* **DIRECTIONS**:
Go through the entries one line at a time, and gather every line that has the word "Masada".

* **RAW DATA**:
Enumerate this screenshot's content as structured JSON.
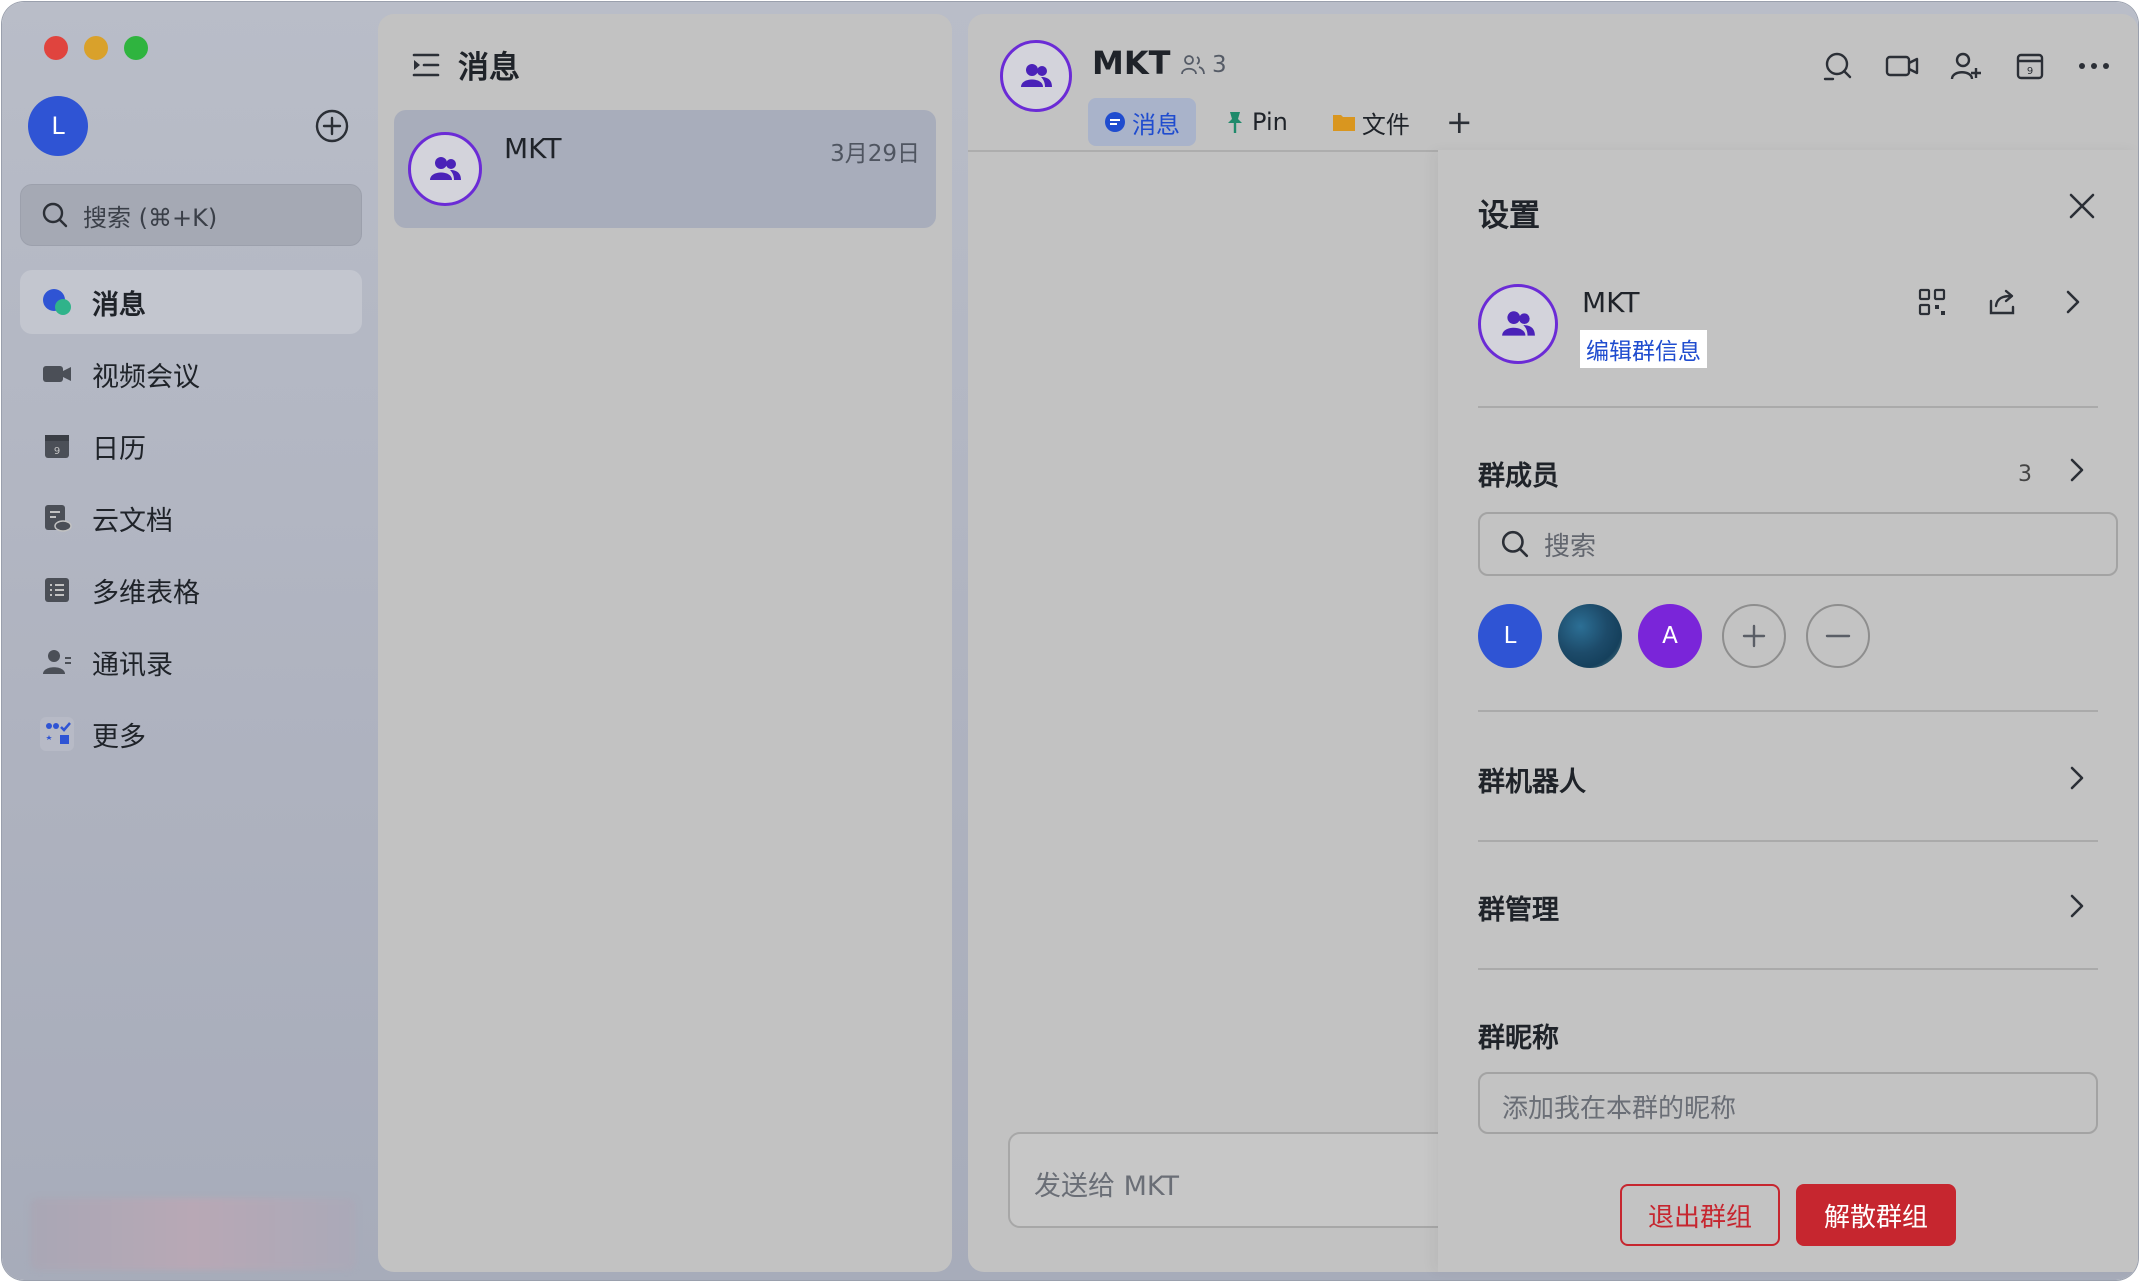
{
  "sidebar": {
    "avatar_initial": "L",
    "search_placeholder": "搜索 (⌘+K)",
    "items": [
      {
        "label": "消息",
        "icon": "chat-bubble-icon",
        "active": true
      },
      {
        "label": "视频会议",
        "icon": "video-camera-icon"
      },
      {
        "label": "日历",
        "icon": "calendar-icon"
      },
      {
        "label": "云文档",
        "icon": "cloud-doc-icon"
      },
      {
        "label": "多维表格",
        "icon": "base-table-icon"
      },
      {
        "label": "通讯录",
        "icon": "contacts-icon"
      },
      {
        "label": "更多",
        "icon": "more-apps-icon"
      }
    ]
  },
  "conversation_list": {
    "title": "消息",
    "items": [
      {
        "name": "MKT",
        "date": "3月29日"
      }
    ]
  },
  "chat": {
    "title": "MKT",
    "member_count": "3",
    "tabs": [
      {
        "label": "消息",
        "active": true
      },
      {
        "label": "Pin"
      },
      {
        "label": "文件"
      }
    ],
    "tab_add": "+",
    "composer_placeholder": "发送给 MKT"
  },
  "settings": {
    "title": "设置",
    "group_name": "MKT",
    "edit_link": "编辑群信息",
    "members_title": "群成员",
    "members_count": "3",
    "member_search_placeholder": "搜索",
    "members": [
      {
        "initial": "L",
        "color": "#2f54d4"
      },
      {
        "initial": "",
        "color": "#1d4b6a"
      },
      {
        "initial": "A",
        "color": "#7a25d9"
      }
    ],
    "bots_title": "群机器人",
    "manage_title": "群管理",
    "nickname_title": "群昵称",
    "nickname_placeholder": "添加我在本群的昵称",
    "leave_button": "退出群组",
    "dismiss_button": "解散群组"
  },
  "colors": {
    "accent_blue": "#1f4ccf",
    "group_purple": "#6b2bd6",
    "danger_red": "#c6262f"
  }
}
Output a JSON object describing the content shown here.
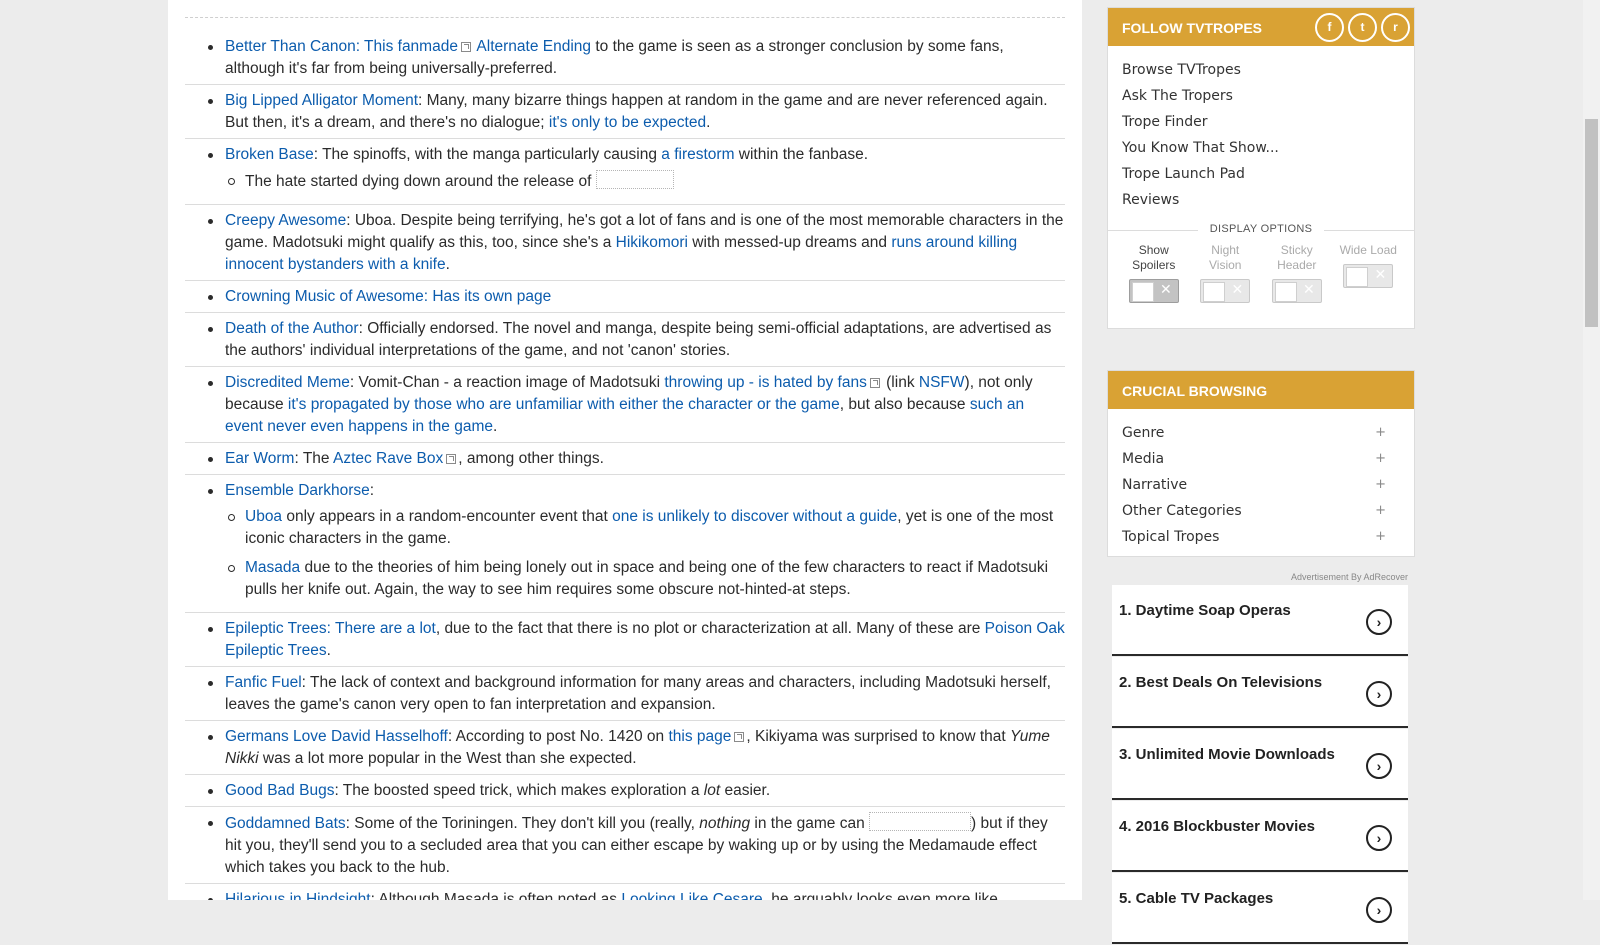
{
  "article": {
    "entries": [
      {
        "parts": [
          {
            "t": "Better Than Canon",
            "link": true
          },
          {
            "t": ": ",
            "link": true
          },
          {
            "t": "This fanmade",
            "link": true
          },
          {
            "icon": "external-link-icon"
          },
          {
            "t": " Alternate Ending",
            "link": true
          },
          {
            "t": " to the game is seen as a stronger conclusion by some fans, although it's far from being universally-preferred."
          }
        ]
      },
      {
        "parts": [
          {
            "t": "Big Lipped Alligator Moment",
            "link": true
          },
          {
            "t": ": Many, many bizarre things happen at random in the game and are never referenced again. But then, it's a dream, and there's no dialogue; "
          },
          {
            "t": "it's only to be expected",
            "link": true
          },
          {
            "t": "."
          }
        ]
      },
      {
        "parts": [
          {
            "t": "Broken Base",
            "link": true
          },
          {
            "t": ": The spinoffs, with the manga particularly causing "
          },
          {
            "t": "a firestorm",
            "link": true
          },
          {
            "t": " within the fanbase."
          }
        ],
        "sub": [
          {
            "parts": [
              {
                "t": "The hate started dying down around the release of "
              },
              {
                "spoiler": 76
              }
            ]
          }
        ]
      },
      {
        "parts": [
          {
            "t": "Creepy Awesome",
            "link": true
          },
          {
            "t": ": Uboa. Despite being terrifying, he's got a lot of fans and is one of the most memorable characters in the game. Madotsuki might qualify as this, too, since she's a "
          },
          {
            "t": "Hikikomori",
            "link": true
          },
          {
            "t": " with messed-up dreams and "
          },
          {
            "t": "runs around killing innocent bystanders with a knife",
            "link": true
          },
          {
            "t": "."
          }
        ]
      },
      {
        "parts": [
          {
            "t": "Crowning Music of Awesome",
            "link": true
          },
          {
            "t": ": ",
            "link": true
          },
          {
            "t": "Has its own page",
            "link": true
          }
        ]
      },
      {
        "parts": [
          {
            "t": "Death of the Author",
            "link": true
          },
          {
            "t": ": Officially endorsed. The novel and manga, despite being semi-official adaptations, are advertised as the authors' individual interpretations of the game, and not 'canon' stories."
          }
        ]
      },
      {
        "parts": [
          {
            "t": "Discredited Meme",
            "link": true
          },
          {
            "t": ": Vomit-Chan - a reaction image of Madotsuki "
          },
          {
            "t": "throwing up - is hated by fans",
            "link": true
          },
          {
            "icon": "external-link-icon"
          },
          {
            "t": " (link "
          },
          {
            "t": "NSFW",
            "link": true
          },
          {
            "t": "), not only because "
          },
          {
            "t": "it's propagated by those who are unfamiliar with either the character or the game",
            "link": true
          },
          {
            "t": ", but also because "
          },
          {
            "t": "such an event never even happens in the game",
            "link": true
          },
          {
            "t": "."
          }
        ]
      },
      {
        "parts": [
          {
            "t": "Ear Worm",
            "link": true
          },
          {
            "t": ": The "
          },
          {
            "t": "Aztec Rave Box",
            "link": true
          },
          {
            "icon": "external-link-icon"
          },
          {
            "t": ", among other things."
          }
        ]
      },
      {
        "parts": [
          {
            "t": "Ensemble Darkhorse",
            "link": true
          },
          {
            "t": ":"
          }
        ],
        "sub": [
          {
            "parts": [
              {
                "t": "Uboa",
                "link": true
              },
              {
                "t": " only appears in a random-encounter event that "
              },
              {
                "t": "one is unlikely to discover without a guide",
                "link": true
              },
              {
                "t": ", yet is one of the most iconic characters in the game."
              }
            ]
          },
          {
            "parts": [
              {
                "t": "Masada",
                "link": true
              },
              {
                "t": " due to the theories of him being lonely out in space and being one of the few characters to react if Madotsuki pulls her knife out. Again, the way to see him requires some obscure not-hinted-at steps."
              }
            ]
          }
        ]
      },
      {
        "parts": [
          {
            "t": "Epileptic Trees",
            "link": true
          },
          {
            "t": ": ",
            "link": true
          },
          {
            "t": "There are a lot",
            "link": true
          },
          {
            "t": ", due to the fact that there is no plot or characterization at all. Many of these are "
          },
          {
            "t": "Poison Oak Epileptic Trees",
            "link": true
          },
          {
            "t": "."
          }
        ]
      },
      {
        "parts": [
          {
            "t": "Fanfic Fuel",
            "link": true
          },
          {
            "t": ": The lack of context and background information for many areas and characters, including Madotsuki herself, leaves the game's canon very open to fan interpretation and expansion."
          }
        ]
      },
      {
        "parts": [
          {
            "t": "Germans Love David Hasselhoff",
            "link": true
          },
          {
            "t": ": According to post No. 1420 on "
          },
          {
            "t": "this page",
            "link": true
          },
          {
            "icon": "external-link-icon"
          },
          {
            "t": ", Kikiyama was surprised to know that "
          },
          {
            "t": "Yume Nikki",
            "italic": true
          },
          {
            "t": " was a lot more popular in the West than she expected."
          }
        ]
      },
      {
        "parts": [
          {
            "t": "Good Bad Bugs",
            "link": true
          },
          {
            "t": ": The boosted speed trick, which makes exploration a "
          },
          {
            "t": "lot",
            "italic": true
          },
          {
            "t": " easier."
          }
        ]
      },
      {
        "parts": [
          {
            "t": "Goddamned Bats",
            "link": true
          },
          {
            "t": ": Some of the Toriningen. They don't kill you (really, "
          },
          {
            "t": "nothing",
            "italic": true
          },
          {
            "t": " in the game can "
          },
          {
            "spoiler": 100
          },
          {
            "t": ") but if they hit you, they'll send you to a secluded area that you can either escape by waking up or by using the Medamaude effect which takes you back to the hub."
          }
        ]
      },
      {
        "parts": [
          {
            "t": "Hilarious in Hindsight",
            "link": true
          },
          {
            "t": ": Although Masada is often noted as "
          },
          {
            "t": "Looking Like Cesare",
            "link": true
          },
          {
            "t": ", he arguably looks even more like"
          }
        ]
      }
    ]
  },
  "follow": {
    "title": "FOLLOW TVTROPES",
    "social": [
      {
        "icon": "facebook-icon",
        "glyph": "f"
      },
      {
        "icon": "twitter-icon",
        "glyph": "t"
      },
      {
        "icon": "reddit-icon",
        "glyph": "r"
      }
    ],
    "links": [
      "Browse TVTropes",
      "Ask The Tropers",
      "Trope Finder",
      "You Know That Show...",
      "Trope Launch Pad",
      "Reviews"
    ]
  },
  "display_options": {
    "title": "DISPLAY OPTIONS",
    "toggles": [
      {
        "label": "Show Spoilers",
        "on": true
      },
      {
        "label": "Night Vision",
        "on": false
      },
      {
        "label": "Sticky Header",
        "on": false
      },
      {
        "label": "Wide Load",
        "on": false
      }
    ]
  },
  "crucial": {
    "title": "CRUCIAL BROWSING",
    "items": [
      "Genre",
      "Media",
      "Narrative",
      "Other Categories",
      "Topical Tropes"
    ]
  },
  "ads": {
    "label": "Advertisement By AdRecover",
    "items": [
      "1. Daytime Soap Operas",
      "2. Best Deals On Televisions",
      "3. Unlimited Movie Downloads",
      "4. 2016 Blockbuster Movies",
      "5. Cable TV Packages"
    ]
  },
  "colors": {
    "accent": "#d9a234",
    "link": "#0c5cad",
    "text": "#2b2b2b"
  }
}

* **PROBLEM SOLUTION**:
                "t": "Masada",
            "t": ": Although Masada is often noted as "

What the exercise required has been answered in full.